Images must not appear in your copy; reproduce every other part of the records exactly.

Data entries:
________________
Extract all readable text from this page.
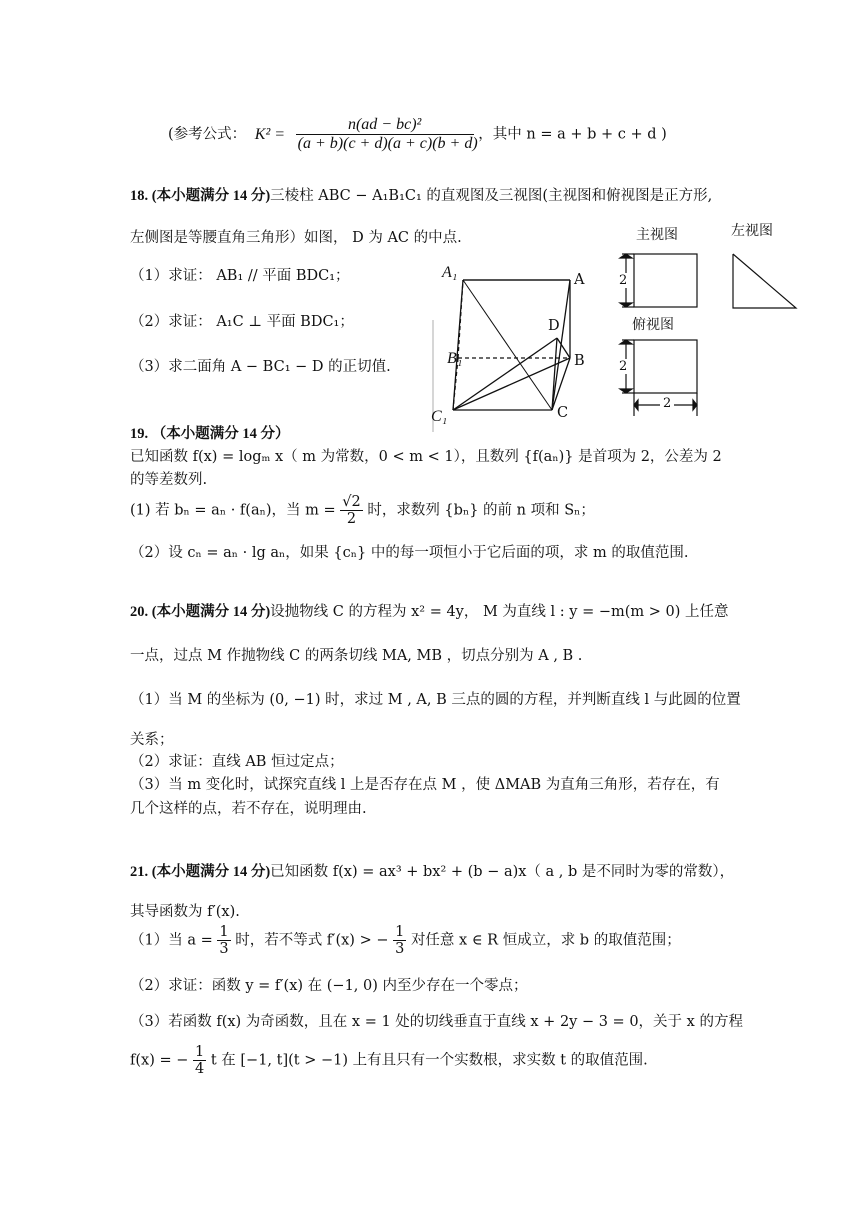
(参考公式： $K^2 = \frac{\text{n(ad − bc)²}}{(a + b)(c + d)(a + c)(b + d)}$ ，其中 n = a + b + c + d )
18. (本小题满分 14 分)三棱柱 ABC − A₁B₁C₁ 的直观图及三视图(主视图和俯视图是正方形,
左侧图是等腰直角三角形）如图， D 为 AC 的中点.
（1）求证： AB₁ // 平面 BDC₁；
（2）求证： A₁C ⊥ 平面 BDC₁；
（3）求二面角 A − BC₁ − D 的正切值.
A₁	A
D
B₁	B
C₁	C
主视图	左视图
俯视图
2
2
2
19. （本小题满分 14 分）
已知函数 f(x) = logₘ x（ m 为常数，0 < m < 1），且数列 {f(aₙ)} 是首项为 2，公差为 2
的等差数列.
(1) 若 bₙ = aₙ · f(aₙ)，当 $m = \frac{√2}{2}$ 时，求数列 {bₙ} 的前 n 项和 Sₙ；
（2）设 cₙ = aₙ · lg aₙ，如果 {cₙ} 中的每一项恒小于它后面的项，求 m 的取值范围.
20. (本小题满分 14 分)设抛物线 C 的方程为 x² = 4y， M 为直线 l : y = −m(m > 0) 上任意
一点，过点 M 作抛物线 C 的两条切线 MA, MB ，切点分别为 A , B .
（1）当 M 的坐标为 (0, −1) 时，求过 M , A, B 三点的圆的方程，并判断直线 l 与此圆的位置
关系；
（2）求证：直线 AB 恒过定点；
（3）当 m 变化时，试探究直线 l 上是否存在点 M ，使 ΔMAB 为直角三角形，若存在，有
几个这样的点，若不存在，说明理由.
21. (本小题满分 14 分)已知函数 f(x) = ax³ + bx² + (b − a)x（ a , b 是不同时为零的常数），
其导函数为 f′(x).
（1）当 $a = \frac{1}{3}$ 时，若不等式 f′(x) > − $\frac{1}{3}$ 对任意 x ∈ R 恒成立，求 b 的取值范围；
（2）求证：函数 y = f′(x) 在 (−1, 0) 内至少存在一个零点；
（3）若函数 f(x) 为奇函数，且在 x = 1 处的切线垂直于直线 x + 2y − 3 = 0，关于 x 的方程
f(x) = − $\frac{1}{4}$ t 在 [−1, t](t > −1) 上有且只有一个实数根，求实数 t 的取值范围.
________________
◆ **COMPLETE ANSWER**
Extract all readable text from this page.
(参考公式： $K^2 = \frac{\text{n(ad − bc)²}}{(a + b)(c + d)(a + c)(b + d)}$ ，其中 n = a + b + c + d )
18. (本小题满分 14 分)三棱柱 ABC − A₁B₁C₁ 的直观图及三视图(主视图和俯视图是正方形,
左侧图是等腰直角三角形）如图， D 为 AC 的中点.
（1）求证： AB₁ // 平面 BDC₁；
（2）求证： A₁C ⊥ 平面 BDC₁；
（3）求二面角 A − BC₁ − D 的正切值.
A₁	A
D
B₁	B
C₁	C
主视图	左视图
俯视图
2
2
2
19. （本小题满分 14 分）
已知函数 f(x) = logₘ x（ m 为常数，0 < m < 1），且数列 {f(aₙ)} 是首项为 2，公差为 2
的等差数列.
(1) 若 bₙ = aₙ · f(aₙ)，当 $m = \frac{√2}{2}$ 时，求数列 {bₙ} 的前 n 项和 Sₙ；
（2）设 cₙ = aₙ · lg aₙ，如果 {cₙ} 中的每一项恒小于它后面的项，求 m 的取值范围.
20. (本小题满分 14 分)设抛物线 C 的方程为 x² = 4y， M 为直线 l : y = −m(m > 0) 上任意
一点，过点 M 作抛物线 C 的两条切线 MA, MB ，切点分别为 A , B .
（1）当 M 的坐标为 (0, −1) 时，求过 M , A, B 三点的圆的方程，并判断直线 l 与此圆的位置
关系；
（2）求证：直线 AB 恒过定点；
（3）当 m 变化时，试探究直线 l 上是否存在点 M ，使 ΔMAB 为直角三角形，若存在，有
几个这样的点，若不存在，说明理由.
21. (本小题满分 14 分)已知函数 f(x) = ax³ + bx² + (b − a)x（ a , b 是不同时为零的常数），
其导函数为 f′(x).
（1）当 $a = \frac{1}{3}$ 时，若不等式 f′(x) > − $\frac{1}{3}$ 对任意 x ∈ R 恒成立，求 b 的取值范围；
（2）求证：函数 y = f′(x) 在 (−1, 0) 内至少存在一个零点；
（3）若函数 f(x) 为奇函数，且在 x = 1 处的切线垂直于直线 x + 2y − 3 = 0，关于 x 的方程
f(x) = − $\frac{1}{4}$ t 在 [−1, t](t > −1) 上有且只有一个实数根，求实数 t 的取值范围.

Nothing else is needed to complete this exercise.